▶ _Given instruction_
Transcribe, word for word, the line containing "Decode this image" and each line following it through the end of the listing below. Omit all other lines.
○ ○ ○ ○ ○
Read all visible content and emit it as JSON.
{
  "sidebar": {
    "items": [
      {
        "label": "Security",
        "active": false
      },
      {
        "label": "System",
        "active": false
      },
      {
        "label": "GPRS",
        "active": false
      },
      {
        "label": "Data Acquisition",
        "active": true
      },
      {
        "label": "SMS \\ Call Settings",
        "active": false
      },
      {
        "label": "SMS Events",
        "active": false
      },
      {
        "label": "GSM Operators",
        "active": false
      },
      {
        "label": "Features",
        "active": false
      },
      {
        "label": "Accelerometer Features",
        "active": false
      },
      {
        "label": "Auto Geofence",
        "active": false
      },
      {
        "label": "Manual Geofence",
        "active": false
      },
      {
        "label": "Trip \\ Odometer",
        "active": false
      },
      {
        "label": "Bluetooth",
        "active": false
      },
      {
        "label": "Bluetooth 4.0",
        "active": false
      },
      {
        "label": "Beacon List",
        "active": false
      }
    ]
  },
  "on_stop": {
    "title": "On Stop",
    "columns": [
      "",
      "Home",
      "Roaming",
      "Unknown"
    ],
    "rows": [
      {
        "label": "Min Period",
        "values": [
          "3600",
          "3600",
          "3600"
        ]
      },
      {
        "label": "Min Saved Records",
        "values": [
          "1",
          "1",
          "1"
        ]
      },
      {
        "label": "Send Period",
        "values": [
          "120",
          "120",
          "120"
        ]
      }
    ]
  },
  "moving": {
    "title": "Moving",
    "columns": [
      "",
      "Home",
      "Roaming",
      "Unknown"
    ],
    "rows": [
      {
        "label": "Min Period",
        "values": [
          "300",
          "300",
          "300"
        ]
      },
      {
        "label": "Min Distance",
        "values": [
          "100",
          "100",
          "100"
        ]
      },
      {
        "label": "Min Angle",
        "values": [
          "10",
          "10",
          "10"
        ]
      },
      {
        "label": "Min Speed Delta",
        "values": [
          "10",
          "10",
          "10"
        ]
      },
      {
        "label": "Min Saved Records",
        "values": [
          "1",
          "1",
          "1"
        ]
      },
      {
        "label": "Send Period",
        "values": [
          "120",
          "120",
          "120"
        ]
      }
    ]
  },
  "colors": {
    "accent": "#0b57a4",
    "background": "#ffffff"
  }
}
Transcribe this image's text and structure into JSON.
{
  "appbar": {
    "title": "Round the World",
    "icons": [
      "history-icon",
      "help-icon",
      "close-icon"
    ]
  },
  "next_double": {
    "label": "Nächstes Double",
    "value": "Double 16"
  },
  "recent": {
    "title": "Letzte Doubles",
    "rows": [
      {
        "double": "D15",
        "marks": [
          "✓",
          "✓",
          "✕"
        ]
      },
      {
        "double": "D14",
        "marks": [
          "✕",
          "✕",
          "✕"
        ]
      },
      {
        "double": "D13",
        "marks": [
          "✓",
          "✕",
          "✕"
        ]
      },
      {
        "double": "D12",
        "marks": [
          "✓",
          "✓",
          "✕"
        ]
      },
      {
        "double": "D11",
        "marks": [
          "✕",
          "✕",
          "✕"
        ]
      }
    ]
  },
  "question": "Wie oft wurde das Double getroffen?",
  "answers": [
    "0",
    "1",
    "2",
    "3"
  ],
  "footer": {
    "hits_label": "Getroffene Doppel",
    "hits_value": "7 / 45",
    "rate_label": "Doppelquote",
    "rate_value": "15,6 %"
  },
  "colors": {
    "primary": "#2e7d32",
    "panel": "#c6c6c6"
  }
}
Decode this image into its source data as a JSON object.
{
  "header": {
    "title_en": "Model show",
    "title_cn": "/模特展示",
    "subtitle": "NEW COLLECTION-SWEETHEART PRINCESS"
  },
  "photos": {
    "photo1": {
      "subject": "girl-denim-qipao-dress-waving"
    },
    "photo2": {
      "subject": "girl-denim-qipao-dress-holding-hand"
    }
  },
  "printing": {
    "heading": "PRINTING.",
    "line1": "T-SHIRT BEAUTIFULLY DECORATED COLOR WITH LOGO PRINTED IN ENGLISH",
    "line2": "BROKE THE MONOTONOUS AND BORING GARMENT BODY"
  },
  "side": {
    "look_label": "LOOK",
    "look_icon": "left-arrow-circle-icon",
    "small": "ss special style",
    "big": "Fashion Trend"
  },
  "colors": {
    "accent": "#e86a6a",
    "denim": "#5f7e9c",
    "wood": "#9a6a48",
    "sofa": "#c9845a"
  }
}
○ ○ ○ ○ ○
▶ _In response_
Decode this image into its source data as a JSON object.
{
  "header": {
    "title_en": "Model show",
    "title_cn": "/模特展示",
    "subtitle": "NEW COLLECTION-SWEETHEART PRINCESS"
  },
  "photos": {
    "photo1": {
      "subject": "girl-denim-qipao-dress-waving"
    },
    "photo2": {
      "subject": "girl-denim-qipao-dress-holding-hand"
    }
  },
  "printing": {
    "heading": "PRINTING.",
    "line1": "T-SHIRT BEAUTIFULLY DECORATED COLOR WITH LOGO PRINTED IN ENGLISH",
    "line2": "BROKE THE MONOTONOUS AND BORING GARMENT BODY"
  },
  "side": {
    "look_label": "LOOK",
    "look_icon": "left-arrow-circle-icon",
    "small": "ss special style",
    "big": "Fashion Trend"
  },
  "colors": {
    "accent": "#e86a6a",
    "denim": "#5f7e9c",
    "wood": "#9a6a48",
    "sofa": "#c9845a"
  }
}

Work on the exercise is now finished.